• [Instructions to follow] Everything in the listing should be restated word for word.

* BEGIN Stored data *

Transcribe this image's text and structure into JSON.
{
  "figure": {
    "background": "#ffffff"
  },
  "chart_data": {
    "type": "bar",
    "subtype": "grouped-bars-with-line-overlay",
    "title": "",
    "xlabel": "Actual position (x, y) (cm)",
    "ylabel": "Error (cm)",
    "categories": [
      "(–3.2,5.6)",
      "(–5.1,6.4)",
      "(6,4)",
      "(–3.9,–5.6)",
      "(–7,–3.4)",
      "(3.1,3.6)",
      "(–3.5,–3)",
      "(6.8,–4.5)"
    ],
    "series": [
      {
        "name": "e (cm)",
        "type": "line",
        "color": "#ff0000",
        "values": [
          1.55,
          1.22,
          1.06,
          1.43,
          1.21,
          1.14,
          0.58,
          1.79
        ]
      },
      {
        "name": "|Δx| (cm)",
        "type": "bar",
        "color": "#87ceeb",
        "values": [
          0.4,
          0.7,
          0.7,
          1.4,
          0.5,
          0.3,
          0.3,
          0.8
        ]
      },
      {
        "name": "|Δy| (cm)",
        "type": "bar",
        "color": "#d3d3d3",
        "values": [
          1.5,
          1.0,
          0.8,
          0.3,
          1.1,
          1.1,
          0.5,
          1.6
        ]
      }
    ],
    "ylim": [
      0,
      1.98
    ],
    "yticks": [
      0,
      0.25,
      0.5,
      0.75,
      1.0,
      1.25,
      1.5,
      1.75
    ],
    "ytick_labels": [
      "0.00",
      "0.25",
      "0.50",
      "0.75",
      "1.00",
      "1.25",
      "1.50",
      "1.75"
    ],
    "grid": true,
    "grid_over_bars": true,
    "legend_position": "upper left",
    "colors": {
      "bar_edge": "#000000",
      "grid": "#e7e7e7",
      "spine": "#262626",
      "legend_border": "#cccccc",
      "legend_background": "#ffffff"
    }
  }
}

* END Stored data *

• [Exercise output]
Transcribe this image's text and structure into JSON.
{
  "figure": {
    "background": "#ffffff"
  },
  "chart_data": {
    "type": "bar",
    "subtype": "grouped-bars-with-line-overlay",
    "title": "",
    "xlabel": "Actual position (x, y) (cm)",
    "ylabel": "Error (cm)",
    "categories": [
      "(–3.2,5.6)",
      "(–5.1,6.4)",
      "(6,4)",
      "(–3.9,–5.6)",
      "(–7,–3.4)",
      "(3.1,3.6)",
      "(–3.5,–3)",
      "(6.8,–4.5)"
    ],
    "series": [
      {
        "name": "e (cm)",
        "type": "line",
        "color": "#ff0000",
        "values": [
          1.55,
          1.22,
          1.06,
          1.43,
          1.21,
          1.14,
          0.58,
          1.79
        ]
      },
      {
        "name": "|Δx| (cm)",
        "type": "bar",
        "color": "#87ceeb",
        "values": [
          0.4,
          0.7,
          0.7,
          1.4,
          0.5,
          0.3,
          0.3,
          0.8
        ]
      },
      {
        "name": "|Δy| (cm)",
        "type": "bar",
        "color": "#d3d3d3",
        "values": [
          1.5,
          1.0,
          0.8,
          0.3,
          1.1,
          1.1,
          0.5,
          1.6
        ]
      }
    ],
    "ylim": [
      0,
      1.98
    ],
    "yticks": [
      0,
      0.25,
      0.5,
      0.75,
      1.0,
      1.25,
      1.5,
      1.75
    ],
    "ytick_labels": [
      "0.00",
      "0.25",
      "0.50",
      "0.75",
      "1.00",
      "1.25",
      "1.50",
      "1.75"
    ],
    "grid": true,
    "grid_over_bars": true,
    "legend_position": "upper left",
    "colors": {
      "bar_edge": "#000000",
      "grid": "#e7e7e7",
      "spine": "#262626",
      "legend_border": "#cccccc",
      "legend_background": "#ffffff"
    }
  }
}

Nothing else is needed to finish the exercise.